═══ Information provided ═══

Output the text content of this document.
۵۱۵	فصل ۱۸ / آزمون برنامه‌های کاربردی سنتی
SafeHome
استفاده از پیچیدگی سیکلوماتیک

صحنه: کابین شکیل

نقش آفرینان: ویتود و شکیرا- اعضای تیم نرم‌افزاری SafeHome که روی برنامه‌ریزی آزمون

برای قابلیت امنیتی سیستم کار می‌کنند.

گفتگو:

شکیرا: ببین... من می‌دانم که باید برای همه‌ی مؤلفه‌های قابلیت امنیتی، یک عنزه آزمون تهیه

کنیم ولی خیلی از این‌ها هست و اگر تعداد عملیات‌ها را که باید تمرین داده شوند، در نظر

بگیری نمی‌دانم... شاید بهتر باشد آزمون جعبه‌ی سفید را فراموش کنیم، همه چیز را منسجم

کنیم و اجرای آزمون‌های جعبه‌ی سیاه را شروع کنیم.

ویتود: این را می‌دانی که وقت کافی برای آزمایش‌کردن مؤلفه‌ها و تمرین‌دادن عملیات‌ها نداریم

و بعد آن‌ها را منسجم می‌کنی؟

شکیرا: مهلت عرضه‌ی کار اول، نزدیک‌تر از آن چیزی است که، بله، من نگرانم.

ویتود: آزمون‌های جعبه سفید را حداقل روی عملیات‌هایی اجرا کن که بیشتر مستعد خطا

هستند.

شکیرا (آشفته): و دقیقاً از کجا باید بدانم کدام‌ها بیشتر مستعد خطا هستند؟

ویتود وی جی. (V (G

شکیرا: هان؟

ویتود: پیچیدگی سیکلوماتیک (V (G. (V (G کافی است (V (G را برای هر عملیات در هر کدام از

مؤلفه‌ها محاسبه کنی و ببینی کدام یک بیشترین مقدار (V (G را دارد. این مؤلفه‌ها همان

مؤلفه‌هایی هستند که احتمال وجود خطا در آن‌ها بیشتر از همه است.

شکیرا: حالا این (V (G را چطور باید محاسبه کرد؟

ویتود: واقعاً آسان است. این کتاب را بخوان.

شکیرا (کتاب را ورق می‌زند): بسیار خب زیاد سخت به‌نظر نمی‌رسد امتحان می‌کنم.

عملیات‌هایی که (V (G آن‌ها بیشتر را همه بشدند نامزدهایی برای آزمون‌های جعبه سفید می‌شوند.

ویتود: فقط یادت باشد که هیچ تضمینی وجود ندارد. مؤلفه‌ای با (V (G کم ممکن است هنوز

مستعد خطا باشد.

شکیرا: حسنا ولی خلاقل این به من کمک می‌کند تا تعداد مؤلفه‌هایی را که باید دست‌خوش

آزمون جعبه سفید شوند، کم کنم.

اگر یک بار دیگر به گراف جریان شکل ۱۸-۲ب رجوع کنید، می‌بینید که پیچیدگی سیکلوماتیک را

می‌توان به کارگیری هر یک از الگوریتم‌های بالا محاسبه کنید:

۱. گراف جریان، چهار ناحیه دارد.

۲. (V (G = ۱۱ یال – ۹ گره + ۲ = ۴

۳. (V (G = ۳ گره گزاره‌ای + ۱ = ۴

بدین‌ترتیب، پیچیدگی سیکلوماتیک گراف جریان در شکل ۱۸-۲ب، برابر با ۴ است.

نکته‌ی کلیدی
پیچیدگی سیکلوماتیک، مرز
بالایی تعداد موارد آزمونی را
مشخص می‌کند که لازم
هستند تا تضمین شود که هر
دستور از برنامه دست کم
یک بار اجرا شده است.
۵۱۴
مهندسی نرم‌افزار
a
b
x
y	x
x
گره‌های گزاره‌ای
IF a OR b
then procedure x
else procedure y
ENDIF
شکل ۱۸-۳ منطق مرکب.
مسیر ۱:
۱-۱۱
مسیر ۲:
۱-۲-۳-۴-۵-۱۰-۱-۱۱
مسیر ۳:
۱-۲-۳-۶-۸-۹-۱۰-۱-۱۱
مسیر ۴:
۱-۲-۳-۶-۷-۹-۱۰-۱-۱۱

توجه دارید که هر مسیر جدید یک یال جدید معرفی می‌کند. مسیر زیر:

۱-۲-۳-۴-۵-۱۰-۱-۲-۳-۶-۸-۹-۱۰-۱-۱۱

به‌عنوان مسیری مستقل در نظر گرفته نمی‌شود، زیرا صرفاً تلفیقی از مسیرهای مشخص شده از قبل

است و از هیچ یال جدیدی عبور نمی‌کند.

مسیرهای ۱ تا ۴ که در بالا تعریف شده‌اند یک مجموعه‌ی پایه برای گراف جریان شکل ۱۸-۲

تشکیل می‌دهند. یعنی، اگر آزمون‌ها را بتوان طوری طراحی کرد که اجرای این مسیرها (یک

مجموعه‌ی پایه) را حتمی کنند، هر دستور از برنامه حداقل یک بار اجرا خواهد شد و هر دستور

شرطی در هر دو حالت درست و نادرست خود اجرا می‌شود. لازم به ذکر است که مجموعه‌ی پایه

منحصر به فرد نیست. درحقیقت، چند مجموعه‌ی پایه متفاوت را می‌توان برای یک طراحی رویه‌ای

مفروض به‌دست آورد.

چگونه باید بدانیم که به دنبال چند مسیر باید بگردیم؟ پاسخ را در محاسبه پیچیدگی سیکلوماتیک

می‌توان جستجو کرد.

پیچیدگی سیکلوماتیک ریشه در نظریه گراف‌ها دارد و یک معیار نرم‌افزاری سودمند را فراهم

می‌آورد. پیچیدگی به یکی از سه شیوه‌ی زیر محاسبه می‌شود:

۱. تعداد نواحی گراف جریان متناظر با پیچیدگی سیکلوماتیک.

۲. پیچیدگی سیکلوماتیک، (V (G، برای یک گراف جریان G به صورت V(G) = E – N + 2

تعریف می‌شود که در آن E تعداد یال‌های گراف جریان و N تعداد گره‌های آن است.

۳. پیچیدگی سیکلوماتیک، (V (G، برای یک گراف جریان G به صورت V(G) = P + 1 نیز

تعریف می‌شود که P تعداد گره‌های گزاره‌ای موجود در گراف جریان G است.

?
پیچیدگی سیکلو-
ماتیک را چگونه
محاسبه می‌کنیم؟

═══

### Task goal:
Select all lines in the listing above where the word "جعبه" appears, and show them.

### Output of the task:
بگیری نمی‌دانم... شاید بهتر باشد آزمون جعبه‌ی سفید را فراموش کنیم، همه چیز را منسجم
کنیم و اجرای آزمون‌های جعبه‌ی سیاه را شروع کنیم.
ویتود: آزمون‌های جعبه سفید را حداقل روی عملیات‌هایی اجرا کن که بیشتر مستعد خطا
عملیات‌هایی که (V (G آن‌ها بیشتر را همه بشدند نامزدهایی برای آزمون‌های جعبه سفید می‌شوند.
آزمون جعبه سفید شوند، کم کنم.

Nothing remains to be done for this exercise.